RECORDS SHOWN start
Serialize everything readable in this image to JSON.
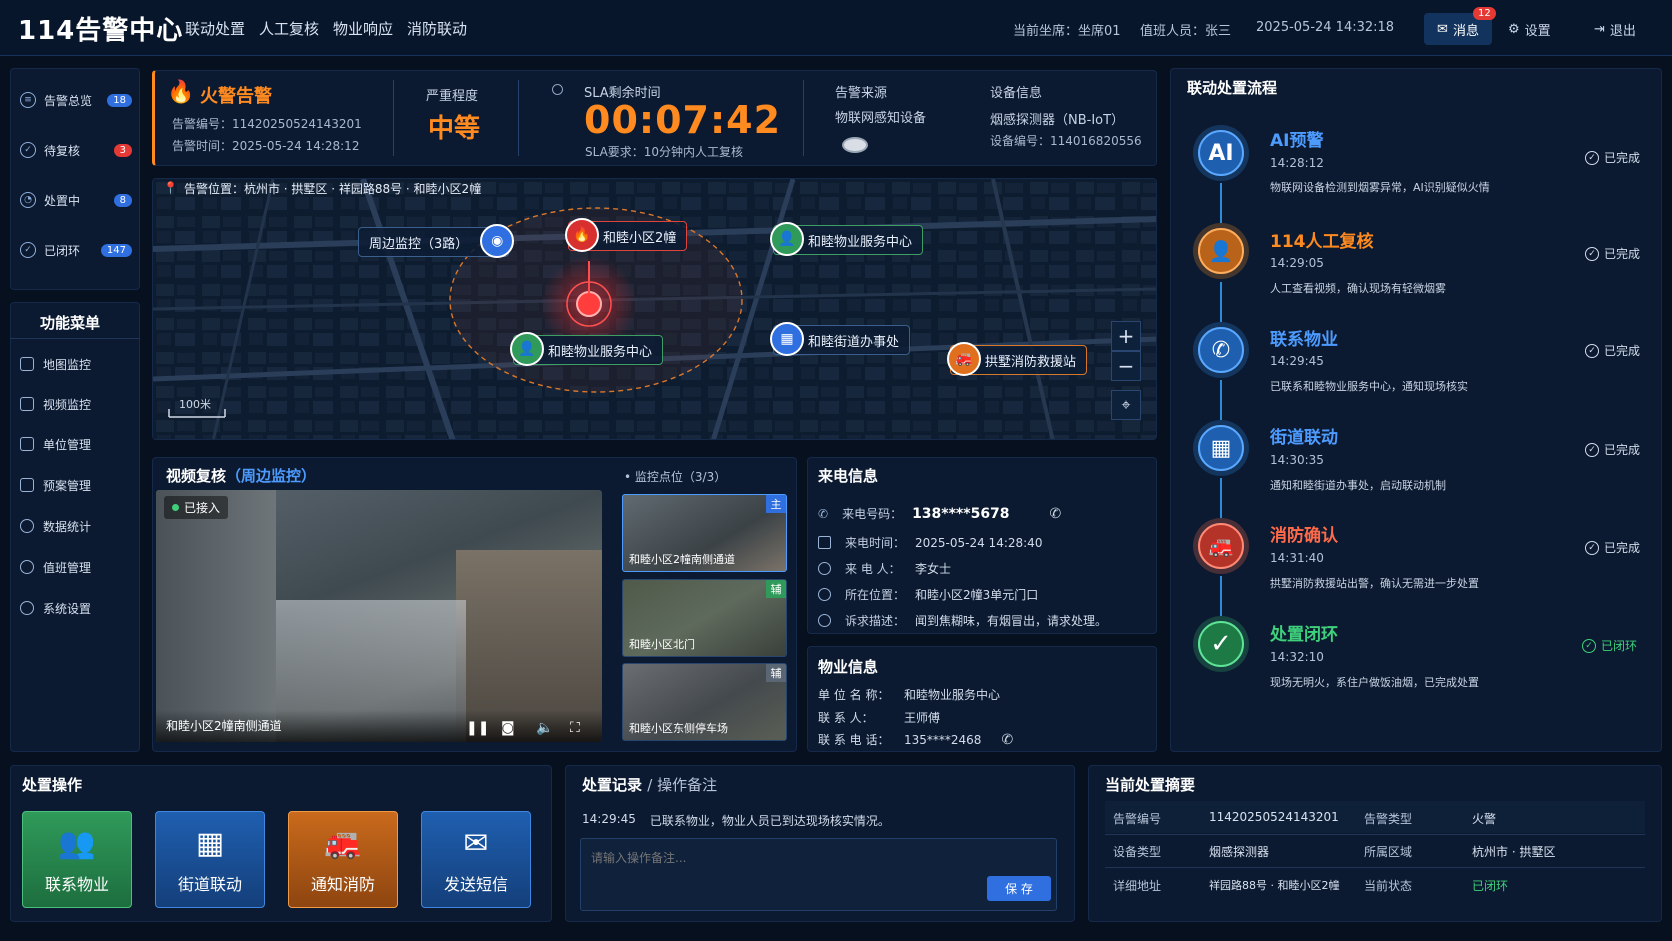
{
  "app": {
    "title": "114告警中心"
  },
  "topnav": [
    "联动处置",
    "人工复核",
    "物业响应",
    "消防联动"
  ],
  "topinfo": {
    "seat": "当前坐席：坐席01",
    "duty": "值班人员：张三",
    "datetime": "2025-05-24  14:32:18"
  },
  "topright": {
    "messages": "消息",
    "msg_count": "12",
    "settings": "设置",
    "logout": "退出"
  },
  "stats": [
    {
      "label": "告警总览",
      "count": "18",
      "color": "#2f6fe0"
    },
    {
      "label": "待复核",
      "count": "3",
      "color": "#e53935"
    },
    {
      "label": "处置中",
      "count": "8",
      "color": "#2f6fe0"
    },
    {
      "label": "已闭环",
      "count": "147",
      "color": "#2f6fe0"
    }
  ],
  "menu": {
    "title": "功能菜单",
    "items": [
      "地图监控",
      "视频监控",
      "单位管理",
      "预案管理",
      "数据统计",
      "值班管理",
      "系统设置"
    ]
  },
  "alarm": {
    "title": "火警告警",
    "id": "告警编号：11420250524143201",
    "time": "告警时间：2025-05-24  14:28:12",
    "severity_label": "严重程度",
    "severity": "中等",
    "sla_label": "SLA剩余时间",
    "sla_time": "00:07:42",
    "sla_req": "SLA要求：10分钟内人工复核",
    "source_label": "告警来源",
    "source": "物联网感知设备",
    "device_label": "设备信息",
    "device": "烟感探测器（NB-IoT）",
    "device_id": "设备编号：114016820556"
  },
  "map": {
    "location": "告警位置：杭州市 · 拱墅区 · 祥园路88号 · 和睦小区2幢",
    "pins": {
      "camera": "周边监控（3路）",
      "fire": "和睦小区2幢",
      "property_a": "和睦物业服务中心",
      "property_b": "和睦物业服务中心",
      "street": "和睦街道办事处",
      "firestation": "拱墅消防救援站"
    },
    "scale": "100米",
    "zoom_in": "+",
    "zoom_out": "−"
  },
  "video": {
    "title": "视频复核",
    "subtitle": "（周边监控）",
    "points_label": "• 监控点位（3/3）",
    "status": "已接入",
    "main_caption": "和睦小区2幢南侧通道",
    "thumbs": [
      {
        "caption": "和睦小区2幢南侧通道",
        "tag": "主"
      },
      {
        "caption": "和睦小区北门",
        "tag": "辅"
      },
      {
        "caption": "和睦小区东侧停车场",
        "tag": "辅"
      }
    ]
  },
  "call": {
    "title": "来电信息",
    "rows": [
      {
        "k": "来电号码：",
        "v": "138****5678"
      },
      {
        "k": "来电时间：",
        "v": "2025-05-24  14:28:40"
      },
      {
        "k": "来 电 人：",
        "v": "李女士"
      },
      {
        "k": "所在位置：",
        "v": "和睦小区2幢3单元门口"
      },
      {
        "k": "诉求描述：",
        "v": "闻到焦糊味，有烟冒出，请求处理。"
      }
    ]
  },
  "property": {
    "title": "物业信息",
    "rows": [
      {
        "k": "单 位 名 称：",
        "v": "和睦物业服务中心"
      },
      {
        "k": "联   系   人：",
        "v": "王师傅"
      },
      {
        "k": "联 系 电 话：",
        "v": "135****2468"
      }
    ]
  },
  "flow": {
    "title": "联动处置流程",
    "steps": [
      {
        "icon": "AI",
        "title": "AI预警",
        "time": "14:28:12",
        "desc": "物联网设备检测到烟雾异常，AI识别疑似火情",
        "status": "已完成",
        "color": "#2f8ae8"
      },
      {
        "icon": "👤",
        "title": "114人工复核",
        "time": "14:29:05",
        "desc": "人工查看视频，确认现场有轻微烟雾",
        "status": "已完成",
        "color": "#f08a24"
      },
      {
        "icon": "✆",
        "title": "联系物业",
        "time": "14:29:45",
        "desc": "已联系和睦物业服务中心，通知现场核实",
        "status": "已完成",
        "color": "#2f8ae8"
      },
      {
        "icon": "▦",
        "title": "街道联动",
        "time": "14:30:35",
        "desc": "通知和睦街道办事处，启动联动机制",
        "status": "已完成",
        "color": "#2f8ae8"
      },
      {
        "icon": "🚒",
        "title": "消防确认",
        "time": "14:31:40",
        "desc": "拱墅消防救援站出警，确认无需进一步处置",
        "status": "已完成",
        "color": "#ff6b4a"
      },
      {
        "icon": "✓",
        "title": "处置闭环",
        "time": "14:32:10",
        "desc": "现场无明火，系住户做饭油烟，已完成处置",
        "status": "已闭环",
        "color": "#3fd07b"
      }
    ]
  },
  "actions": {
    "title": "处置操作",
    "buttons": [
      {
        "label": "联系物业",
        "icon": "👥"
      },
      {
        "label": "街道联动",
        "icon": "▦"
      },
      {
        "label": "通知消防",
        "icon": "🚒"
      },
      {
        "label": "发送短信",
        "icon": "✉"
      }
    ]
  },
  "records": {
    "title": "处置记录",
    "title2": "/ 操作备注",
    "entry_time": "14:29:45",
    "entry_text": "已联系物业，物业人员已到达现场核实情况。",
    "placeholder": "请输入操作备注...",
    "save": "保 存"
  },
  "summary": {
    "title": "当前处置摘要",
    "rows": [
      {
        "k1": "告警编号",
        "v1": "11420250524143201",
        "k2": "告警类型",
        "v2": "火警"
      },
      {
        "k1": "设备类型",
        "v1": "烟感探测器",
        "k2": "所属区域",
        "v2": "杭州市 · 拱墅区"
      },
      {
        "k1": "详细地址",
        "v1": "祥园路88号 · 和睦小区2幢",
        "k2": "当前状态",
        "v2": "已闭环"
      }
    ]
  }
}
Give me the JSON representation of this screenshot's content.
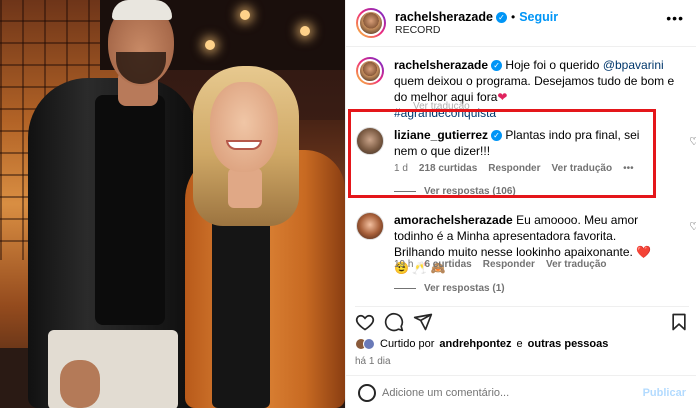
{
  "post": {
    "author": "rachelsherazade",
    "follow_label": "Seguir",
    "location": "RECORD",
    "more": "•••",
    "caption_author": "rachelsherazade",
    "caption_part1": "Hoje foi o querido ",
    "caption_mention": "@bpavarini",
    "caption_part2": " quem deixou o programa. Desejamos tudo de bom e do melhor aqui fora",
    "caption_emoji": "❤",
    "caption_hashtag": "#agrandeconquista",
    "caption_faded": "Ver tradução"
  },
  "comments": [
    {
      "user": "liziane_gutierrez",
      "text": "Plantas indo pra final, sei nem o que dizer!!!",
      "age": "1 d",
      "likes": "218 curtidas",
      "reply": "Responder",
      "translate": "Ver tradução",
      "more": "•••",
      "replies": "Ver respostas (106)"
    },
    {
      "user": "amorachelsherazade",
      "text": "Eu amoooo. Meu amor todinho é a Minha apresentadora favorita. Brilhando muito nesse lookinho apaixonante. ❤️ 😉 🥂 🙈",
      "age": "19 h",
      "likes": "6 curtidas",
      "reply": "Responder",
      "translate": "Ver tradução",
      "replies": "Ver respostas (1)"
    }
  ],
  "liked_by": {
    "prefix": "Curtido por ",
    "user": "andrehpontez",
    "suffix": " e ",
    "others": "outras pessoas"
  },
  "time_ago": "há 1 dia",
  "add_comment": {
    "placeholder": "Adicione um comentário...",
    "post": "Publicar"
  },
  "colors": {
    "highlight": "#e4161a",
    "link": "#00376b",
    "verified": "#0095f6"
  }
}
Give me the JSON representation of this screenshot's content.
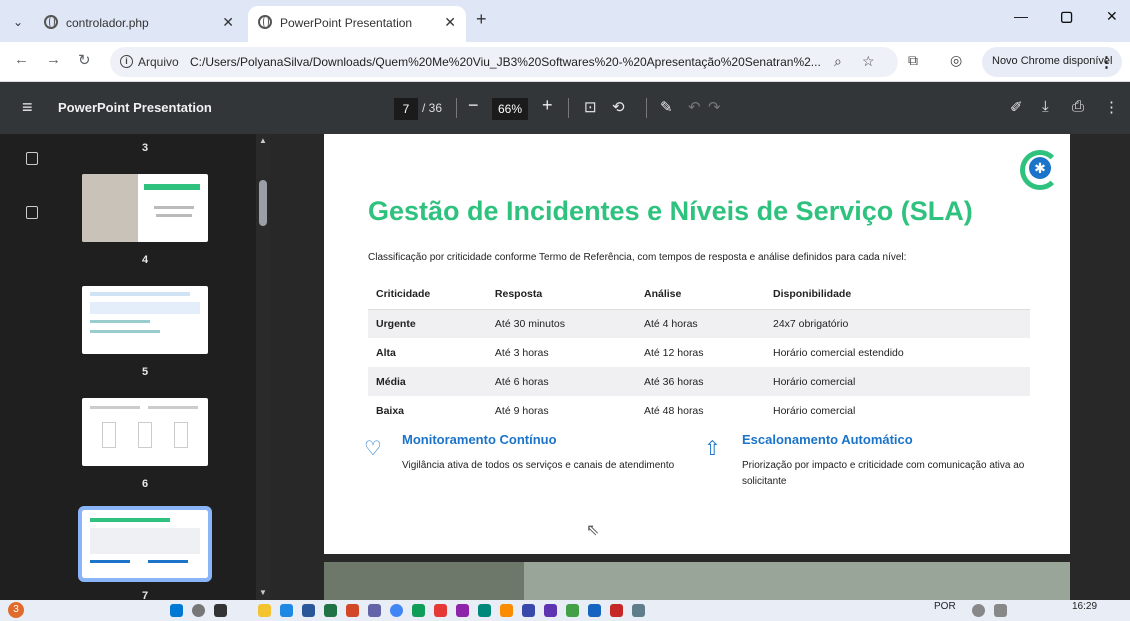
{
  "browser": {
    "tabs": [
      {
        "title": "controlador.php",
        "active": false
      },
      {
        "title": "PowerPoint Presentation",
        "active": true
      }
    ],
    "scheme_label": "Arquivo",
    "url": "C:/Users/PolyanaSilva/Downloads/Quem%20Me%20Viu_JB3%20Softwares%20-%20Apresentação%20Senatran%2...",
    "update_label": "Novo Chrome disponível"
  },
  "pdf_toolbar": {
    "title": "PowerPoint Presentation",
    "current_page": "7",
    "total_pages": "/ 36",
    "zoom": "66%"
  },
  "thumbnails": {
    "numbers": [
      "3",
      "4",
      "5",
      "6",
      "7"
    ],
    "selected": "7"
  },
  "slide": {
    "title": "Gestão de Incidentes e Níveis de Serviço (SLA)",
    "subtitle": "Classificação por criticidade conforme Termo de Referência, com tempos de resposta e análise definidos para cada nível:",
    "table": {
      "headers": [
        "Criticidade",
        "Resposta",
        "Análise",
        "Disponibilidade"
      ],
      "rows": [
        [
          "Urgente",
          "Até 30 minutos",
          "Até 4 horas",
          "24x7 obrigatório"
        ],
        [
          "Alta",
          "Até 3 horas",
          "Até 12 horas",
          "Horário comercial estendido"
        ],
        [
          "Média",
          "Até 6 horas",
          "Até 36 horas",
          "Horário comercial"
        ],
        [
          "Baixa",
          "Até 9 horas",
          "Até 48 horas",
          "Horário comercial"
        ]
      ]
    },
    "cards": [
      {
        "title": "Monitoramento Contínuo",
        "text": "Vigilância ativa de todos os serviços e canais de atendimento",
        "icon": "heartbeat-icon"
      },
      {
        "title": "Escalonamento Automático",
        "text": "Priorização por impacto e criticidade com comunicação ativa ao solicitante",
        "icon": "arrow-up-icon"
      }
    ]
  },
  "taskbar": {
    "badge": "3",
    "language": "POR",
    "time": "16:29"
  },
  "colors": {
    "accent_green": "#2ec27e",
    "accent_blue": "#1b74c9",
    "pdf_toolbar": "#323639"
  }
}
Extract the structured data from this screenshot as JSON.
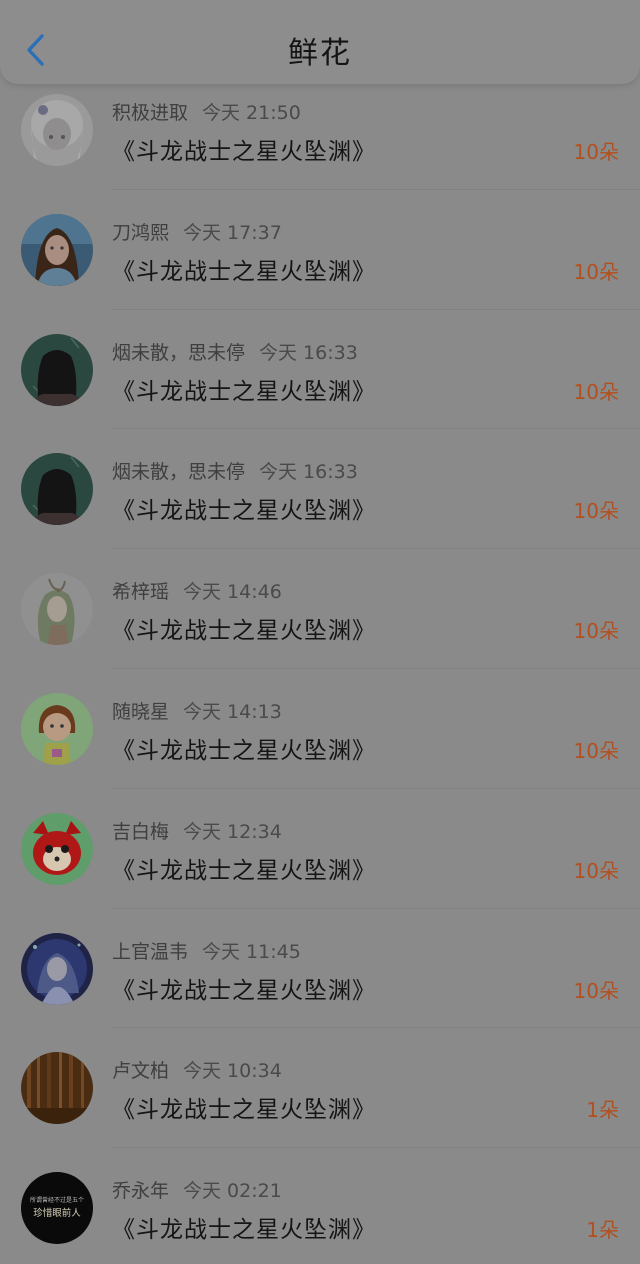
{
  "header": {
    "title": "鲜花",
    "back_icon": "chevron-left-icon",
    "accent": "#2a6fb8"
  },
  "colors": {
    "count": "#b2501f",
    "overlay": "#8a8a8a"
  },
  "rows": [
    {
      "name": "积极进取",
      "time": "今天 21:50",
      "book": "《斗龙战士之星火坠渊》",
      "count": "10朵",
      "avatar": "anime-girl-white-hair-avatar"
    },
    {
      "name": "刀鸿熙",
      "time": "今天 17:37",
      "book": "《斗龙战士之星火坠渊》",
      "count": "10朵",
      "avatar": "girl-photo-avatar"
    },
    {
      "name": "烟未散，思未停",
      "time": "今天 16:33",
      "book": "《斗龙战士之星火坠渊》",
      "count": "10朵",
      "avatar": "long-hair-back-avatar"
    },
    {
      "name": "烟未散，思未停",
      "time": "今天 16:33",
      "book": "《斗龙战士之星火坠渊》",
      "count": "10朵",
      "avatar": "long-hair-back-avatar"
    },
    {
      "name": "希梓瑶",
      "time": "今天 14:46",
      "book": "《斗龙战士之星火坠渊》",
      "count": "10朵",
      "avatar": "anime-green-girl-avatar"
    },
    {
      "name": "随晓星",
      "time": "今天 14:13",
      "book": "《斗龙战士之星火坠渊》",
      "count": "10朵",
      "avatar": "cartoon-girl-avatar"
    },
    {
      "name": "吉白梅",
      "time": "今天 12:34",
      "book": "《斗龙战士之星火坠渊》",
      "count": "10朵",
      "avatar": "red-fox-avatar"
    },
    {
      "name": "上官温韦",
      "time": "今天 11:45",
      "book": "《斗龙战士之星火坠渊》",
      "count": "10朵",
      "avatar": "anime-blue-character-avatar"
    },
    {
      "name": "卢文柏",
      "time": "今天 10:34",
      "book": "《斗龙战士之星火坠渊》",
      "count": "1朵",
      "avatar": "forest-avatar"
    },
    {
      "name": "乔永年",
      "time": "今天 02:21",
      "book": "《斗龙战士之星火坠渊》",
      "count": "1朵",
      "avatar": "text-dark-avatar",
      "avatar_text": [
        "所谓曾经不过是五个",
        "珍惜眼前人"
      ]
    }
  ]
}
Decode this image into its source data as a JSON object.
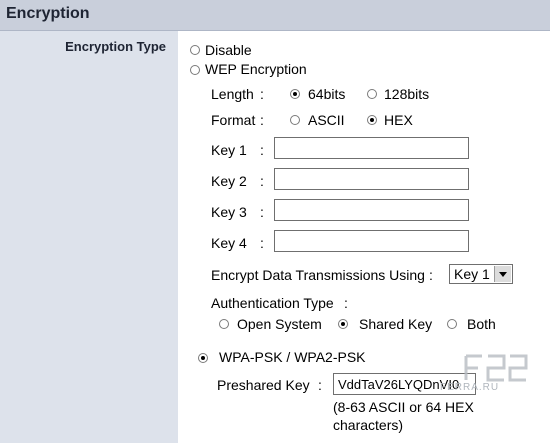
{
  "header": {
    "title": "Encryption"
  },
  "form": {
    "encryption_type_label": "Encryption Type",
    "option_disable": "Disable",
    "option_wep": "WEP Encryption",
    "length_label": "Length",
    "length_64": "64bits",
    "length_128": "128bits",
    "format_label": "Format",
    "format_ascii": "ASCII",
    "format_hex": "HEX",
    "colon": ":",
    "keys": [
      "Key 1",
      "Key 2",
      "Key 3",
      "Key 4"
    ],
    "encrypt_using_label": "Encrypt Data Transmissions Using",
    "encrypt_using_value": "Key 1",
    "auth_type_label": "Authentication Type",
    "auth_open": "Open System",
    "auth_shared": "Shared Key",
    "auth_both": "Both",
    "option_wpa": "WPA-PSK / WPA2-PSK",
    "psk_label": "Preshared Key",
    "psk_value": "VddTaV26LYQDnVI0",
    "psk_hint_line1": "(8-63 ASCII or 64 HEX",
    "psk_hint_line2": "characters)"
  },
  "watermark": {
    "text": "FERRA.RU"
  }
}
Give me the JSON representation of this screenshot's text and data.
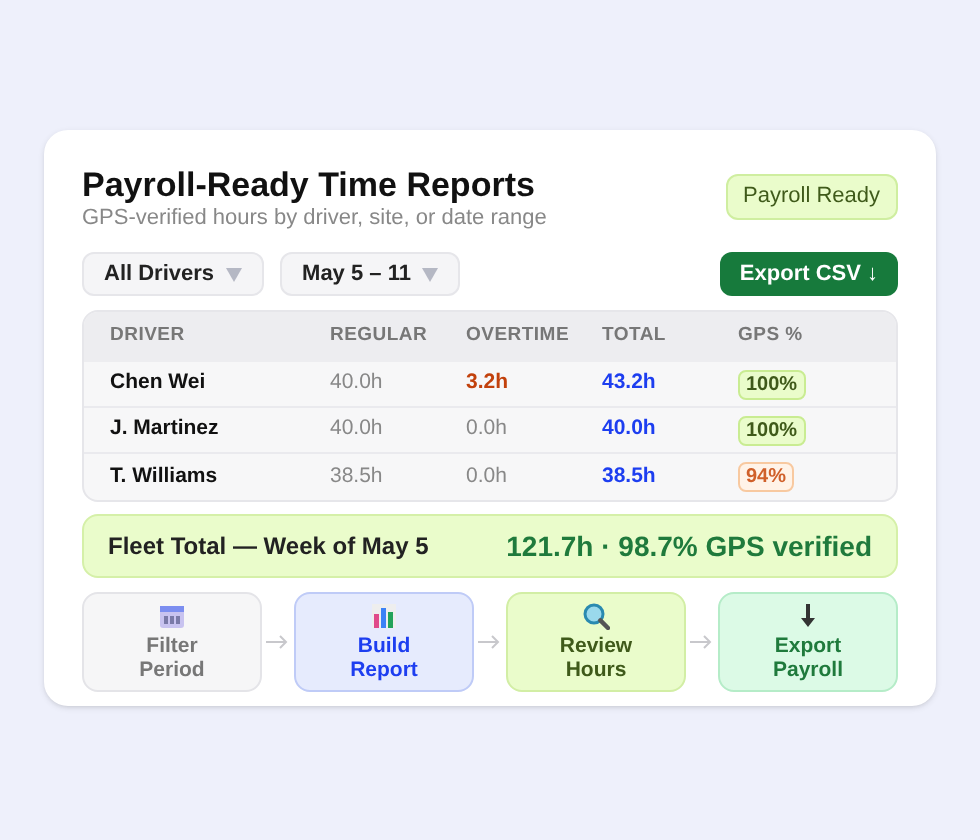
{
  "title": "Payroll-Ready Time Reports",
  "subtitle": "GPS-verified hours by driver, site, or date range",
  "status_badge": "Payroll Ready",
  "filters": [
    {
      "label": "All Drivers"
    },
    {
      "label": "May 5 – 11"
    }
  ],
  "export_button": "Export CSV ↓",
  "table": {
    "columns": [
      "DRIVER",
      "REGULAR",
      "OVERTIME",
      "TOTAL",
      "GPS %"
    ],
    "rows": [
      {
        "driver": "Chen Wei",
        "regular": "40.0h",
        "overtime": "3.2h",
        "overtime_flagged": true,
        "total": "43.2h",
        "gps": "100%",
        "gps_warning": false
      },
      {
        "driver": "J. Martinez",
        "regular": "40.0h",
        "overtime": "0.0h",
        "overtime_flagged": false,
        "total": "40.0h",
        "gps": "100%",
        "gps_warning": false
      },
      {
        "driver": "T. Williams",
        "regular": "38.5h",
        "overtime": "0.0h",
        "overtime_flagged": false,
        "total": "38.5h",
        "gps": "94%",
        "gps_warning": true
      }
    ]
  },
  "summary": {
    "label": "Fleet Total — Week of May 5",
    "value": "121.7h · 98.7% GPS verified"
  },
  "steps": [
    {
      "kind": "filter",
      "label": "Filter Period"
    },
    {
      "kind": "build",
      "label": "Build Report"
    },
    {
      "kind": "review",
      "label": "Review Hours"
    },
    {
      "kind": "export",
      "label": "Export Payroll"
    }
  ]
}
RECORDS SHOWN end
**WRITTEN TASK:** Search the lines above for the string "screenshot" and copy each line that has it.

**SOLUTION TO THIS PROBLEM:**
Give me the JSON representation of this screenshot's content.
Give me the JSON representation of this screenshot's content.
Extract the structured data from this screenshot as JSON.
Give me the JSON representation of this screenshot's text and data.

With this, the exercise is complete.